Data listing
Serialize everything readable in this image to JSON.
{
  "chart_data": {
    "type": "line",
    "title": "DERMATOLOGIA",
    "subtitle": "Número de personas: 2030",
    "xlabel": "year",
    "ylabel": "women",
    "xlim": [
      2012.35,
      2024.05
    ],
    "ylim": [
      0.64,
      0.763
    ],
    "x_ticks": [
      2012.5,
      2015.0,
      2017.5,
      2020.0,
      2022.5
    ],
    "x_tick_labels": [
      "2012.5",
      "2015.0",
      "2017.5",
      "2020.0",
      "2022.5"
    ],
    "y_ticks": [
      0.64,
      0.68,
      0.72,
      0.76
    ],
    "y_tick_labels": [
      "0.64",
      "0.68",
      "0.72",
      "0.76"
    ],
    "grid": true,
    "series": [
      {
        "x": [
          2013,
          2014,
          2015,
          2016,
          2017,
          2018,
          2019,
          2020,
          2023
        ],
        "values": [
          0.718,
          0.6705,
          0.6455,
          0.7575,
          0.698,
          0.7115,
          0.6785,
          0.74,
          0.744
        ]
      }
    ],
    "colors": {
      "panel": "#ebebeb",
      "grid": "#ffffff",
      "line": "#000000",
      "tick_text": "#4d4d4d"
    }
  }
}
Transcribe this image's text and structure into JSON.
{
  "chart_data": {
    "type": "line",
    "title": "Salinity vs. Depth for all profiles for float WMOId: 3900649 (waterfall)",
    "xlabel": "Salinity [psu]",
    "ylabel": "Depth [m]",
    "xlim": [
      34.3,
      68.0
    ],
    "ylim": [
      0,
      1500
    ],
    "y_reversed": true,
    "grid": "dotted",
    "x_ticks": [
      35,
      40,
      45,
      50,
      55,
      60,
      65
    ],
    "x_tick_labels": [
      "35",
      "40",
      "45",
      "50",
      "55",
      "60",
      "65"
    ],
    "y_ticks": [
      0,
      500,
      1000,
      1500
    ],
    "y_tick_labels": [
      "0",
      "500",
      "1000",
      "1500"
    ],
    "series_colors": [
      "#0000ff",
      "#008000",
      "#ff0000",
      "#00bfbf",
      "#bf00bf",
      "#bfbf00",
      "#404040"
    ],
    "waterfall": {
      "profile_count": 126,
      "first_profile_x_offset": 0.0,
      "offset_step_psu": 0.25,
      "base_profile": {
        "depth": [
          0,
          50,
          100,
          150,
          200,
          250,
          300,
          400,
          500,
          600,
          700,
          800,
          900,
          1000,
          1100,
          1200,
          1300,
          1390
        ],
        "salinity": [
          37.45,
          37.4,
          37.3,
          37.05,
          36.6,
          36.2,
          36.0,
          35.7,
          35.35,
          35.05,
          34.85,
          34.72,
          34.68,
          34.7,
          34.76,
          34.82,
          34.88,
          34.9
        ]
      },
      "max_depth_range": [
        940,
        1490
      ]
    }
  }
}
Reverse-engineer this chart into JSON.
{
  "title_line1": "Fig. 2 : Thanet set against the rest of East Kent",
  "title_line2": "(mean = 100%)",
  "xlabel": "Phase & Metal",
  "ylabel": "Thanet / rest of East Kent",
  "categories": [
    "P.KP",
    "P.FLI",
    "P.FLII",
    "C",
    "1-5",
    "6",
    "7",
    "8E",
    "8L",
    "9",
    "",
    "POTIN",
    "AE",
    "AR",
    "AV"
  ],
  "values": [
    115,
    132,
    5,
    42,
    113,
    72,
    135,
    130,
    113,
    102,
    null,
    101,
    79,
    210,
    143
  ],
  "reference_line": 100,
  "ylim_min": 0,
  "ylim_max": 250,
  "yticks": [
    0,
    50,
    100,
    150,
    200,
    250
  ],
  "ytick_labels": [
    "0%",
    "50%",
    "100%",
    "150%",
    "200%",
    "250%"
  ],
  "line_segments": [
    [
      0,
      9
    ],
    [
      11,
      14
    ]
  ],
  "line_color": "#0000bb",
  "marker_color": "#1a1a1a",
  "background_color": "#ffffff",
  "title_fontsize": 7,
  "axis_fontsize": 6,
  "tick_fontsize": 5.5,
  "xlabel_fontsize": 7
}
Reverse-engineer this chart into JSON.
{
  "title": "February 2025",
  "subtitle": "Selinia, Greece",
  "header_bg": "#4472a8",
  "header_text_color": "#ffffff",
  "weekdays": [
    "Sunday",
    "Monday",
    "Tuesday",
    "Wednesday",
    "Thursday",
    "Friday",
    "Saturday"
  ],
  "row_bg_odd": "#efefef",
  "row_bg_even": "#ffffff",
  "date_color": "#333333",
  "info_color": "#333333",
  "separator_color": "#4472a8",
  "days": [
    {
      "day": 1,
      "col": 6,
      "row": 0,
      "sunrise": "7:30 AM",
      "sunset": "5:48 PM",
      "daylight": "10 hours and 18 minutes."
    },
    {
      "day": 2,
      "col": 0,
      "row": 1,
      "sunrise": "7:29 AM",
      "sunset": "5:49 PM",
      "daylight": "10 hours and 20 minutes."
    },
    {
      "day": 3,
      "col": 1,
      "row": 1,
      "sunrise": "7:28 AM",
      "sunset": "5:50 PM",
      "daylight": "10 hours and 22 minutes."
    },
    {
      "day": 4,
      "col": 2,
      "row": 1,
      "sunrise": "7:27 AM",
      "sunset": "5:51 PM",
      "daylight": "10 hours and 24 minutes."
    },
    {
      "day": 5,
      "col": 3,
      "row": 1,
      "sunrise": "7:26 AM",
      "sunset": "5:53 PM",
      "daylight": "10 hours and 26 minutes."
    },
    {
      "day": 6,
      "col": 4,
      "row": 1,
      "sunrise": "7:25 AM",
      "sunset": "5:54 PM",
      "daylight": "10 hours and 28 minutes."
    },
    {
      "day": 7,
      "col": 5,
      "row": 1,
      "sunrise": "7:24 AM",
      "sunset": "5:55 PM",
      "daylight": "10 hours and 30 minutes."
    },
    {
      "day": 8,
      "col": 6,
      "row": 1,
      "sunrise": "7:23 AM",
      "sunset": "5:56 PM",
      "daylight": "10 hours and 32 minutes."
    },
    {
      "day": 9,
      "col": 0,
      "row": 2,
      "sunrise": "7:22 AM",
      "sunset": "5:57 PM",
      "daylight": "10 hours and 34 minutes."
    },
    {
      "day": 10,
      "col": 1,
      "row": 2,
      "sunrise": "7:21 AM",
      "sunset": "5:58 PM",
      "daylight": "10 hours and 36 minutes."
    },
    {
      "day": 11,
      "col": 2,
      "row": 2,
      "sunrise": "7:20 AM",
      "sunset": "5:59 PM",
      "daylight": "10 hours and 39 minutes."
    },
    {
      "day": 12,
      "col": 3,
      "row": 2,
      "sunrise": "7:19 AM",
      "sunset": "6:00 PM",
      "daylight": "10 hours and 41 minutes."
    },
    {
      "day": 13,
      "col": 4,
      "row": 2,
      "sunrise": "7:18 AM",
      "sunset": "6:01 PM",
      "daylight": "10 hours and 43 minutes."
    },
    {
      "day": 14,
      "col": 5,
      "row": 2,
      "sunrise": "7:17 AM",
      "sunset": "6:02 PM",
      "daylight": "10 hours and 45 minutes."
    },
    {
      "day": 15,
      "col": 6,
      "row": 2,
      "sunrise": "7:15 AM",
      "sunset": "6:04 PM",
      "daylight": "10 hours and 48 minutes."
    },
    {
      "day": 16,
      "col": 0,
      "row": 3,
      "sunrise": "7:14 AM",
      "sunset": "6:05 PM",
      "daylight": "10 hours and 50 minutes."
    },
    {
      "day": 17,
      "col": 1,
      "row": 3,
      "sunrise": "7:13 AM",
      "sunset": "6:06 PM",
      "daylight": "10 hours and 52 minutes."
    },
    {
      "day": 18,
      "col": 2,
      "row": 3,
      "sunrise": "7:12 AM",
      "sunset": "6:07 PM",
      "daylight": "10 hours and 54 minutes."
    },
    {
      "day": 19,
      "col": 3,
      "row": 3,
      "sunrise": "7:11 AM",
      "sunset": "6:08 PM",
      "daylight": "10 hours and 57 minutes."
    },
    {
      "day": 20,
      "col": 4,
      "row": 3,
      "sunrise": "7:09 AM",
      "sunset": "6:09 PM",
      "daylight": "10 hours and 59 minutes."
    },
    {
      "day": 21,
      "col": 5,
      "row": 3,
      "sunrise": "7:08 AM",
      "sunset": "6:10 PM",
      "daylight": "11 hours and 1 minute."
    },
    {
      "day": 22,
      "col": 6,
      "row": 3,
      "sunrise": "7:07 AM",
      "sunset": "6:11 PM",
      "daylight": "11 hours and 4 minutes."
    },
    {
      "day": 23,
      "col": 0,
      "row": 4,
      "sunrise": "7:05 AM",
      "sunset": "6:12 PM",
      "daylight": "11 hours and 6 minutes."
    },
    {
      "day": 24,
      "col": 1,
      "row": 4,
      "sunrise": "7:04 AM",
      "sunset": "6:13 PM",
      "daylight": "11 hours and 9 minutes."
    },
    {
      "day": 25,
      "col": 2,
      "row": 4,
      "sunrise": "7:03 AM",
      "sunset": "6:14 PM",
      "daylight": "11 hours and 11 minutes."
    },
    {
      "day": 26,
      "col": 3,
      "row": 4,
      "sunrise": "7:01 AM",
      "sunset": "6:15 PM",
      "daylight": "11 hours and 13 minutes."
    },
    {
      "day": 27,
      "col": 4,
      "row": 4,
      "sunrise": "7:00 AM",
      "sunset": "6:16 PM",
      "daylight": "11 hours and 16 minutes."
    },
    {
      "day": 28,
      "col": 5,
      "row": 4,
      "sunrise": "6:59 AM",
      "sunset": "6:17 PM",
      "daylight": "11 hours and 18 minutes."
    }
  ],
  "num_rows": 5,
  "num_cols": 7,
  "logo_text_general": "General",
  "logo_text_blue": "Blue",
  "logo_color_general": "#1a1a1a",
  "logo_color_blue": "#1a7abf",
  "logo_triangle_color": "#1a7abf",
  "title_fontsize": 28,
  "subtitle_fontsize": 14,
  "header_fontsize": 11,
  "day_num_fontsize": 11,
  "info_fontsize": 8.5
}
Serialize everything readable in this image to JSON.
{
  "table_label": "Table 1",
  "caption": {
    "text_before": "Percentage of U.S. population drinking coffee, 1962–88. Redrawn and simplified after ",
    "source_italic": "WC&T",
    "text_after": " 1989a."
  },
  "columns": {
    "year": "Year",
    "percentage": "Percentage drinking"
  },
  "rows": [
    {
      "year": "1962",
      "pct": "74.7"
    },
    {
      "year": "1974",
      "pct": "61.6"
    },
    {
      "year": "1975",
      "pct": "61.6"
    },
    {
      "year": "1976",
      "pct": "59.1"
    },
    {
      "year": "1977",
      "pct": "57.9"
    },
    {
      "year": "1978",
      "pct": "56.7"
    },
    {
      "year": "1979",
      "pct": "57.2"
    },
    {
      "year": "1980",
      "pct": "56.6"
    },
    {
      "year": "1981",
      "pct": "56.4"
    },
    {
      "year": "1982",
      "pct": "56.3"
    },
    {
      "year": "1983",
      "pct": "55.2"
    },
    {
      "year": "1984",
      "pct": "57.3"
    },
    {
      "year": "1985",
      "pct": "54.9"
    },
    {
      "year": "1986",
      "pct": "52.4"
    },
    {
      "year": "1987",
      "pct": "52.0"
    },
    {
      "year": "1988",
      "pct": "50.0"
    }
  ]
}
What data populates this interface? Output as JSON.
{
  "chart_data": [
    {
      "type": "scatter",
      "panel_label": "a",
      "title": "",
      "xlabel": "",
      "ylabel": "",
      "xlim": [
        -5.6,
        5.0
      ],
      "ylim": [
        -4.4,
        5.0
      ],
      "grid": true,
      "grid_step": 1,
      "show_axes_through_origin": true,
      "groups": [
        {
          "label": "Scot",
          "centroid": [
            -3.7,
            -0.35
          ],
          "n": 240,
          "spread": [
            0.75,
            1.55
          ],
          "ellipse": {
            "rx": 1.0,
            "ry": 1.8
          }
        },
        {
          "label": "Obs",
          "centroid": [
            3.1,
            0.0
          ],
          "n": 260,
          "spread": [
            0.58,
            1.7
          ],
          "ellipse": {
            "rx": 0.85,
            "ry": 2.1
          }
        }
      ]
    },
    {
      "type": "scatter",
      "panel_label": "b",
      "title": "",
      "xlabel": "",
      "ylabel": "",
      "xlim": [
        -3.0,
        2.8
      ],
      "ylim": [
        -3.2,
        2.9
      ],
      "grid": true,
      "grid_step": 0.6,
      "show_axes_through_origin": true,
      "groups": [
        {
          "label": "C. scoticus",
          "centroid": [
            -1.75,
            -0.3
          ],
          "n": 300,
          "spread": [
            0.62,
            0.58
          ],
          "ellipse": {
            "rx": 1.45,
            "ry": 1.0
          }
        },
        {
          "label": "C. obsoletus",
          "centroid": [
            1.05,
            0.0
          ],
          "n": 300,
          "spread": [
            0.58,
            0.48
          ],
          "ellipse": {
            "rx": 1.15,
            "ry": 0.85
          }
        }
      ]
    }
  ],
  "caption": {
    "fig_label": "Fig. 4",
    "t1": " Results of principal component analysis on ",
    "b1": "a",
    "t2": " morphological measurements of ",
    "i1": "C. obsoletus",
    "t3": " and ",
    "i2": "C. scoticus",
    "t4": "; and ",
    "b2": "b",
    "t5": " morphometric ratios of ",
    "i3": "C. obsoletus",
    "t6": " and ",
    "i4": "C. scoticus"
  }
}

§ Exercise aim: Pick out the lines containing the string "obsoletus" and show them.

§ Task result:
          "label": "C. obsoletus",
    "i1": "C. obsoletus",
    "i3": "C. obsoletus",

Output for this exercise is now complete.